Records from a collection

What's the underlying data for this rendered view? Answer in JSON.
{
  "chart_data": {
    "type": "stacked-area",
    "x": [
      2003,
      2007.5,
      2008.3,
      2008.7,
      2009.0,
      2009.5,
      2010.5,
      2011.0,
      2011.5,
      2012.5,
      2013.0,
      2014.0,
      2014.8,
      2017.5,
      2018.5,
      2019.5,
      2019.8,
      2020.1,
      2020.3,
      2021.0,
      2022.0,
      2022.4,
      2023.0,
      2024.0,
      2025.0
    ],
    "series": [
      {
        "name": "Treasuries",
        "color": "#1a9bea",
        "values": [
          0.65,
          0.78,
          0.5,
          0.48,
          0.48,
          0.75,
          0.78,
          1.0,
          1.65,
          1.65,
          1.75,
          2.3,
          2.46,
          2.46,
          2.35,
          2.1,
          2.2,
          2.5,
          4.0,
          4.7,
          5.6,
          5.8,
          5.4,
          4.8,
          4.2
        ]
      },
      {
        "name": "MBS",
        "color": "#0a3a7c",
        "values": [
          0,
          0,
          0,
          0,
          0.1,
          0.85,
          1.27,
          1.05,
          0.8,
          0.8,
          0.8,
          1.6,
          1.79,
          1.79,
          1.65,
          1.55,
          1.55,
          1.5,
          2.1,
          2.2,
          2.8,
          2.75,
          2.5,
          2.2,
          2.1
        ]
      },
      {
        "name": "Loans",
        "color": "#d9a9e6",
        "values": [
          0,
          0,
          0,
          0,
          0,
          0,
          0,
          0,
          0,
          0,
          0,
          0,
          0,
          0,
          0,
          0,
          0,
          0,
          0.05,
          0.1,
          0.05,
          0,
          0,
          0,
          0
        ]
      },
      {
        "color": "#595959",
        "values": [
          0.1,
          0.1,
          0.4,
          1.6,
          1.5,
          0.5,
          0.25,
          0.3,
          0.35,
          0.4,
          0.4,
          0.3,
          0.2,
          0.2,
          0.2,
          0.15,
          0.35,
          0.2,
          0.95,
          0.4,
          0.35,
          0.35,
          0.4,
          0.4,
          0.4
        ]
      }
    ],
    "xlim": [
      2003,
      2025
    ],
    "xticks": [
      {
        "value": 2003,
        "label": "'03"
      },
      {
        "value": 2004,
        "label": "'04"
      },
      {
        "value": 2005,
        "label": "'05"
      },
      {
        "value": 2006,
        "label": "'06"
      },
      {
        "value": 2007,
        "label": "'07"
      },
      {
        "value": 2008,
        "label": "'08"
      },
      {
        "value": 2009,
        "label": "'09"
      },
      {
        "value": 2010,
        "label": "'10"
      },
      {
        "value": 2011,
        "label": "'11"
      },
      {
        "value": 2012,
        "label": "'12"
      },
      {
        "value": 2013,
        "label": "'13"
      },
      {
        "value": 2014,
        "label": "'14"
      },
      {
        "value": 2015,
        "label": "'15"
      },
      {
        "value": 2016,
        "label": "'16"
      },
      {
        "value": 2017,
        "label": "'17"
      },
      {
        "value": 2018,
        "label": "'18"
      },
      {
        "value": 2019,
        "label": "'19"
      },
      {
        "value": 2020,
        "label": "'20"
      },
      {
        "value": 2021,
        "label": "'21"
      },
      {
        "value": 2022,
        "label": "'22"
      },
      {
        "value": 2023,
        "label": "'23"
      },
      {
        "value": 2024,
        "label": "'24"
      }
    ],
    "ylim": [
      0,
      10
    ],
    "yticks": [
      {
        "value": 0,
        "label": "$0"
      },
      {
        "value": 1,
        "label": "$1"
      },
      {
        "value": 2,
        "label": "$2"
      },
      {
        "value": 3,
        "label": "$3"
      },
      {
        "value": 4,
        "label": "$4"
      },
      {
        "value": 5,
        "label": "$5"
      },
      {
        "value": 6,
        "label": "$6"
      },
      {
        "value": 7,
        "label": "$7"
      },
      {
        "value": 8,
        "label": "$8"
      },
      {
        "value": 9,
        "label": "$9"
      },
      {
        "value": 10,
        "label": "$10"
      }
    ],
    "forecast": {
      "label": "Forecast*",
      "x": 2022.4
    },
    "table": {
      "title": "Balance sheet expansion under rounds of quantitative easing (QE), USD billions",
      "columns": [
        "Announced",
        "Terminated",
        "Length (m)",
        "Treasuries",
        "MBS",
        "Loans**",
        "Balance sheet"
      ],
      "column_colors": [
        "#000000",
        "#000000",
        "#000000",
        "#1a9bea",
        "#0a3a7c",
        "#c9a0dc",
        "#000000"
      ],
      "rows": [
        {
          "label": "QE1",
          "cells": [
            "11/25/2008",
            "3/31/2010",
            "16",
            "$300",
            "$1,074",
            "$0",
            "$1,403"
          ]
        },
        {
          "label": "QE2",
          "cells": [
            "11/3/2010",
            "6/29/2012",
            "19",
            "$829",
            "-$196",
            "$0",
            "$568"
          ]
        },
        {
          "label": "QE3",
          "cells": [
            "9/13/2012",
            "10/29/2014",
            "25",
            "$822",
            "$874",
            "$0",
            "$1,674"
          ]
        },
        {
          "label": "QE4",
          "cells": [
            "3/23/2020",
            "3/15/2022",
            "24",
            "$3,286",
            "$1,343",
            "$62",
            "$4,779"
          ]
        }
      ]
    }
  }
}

[Required work] Each line that holds the word "name" should be extracted from the records.

[Result of the exercise]
        "name": "Treasuries",
        "name": "MBS",
        "name": "Loans",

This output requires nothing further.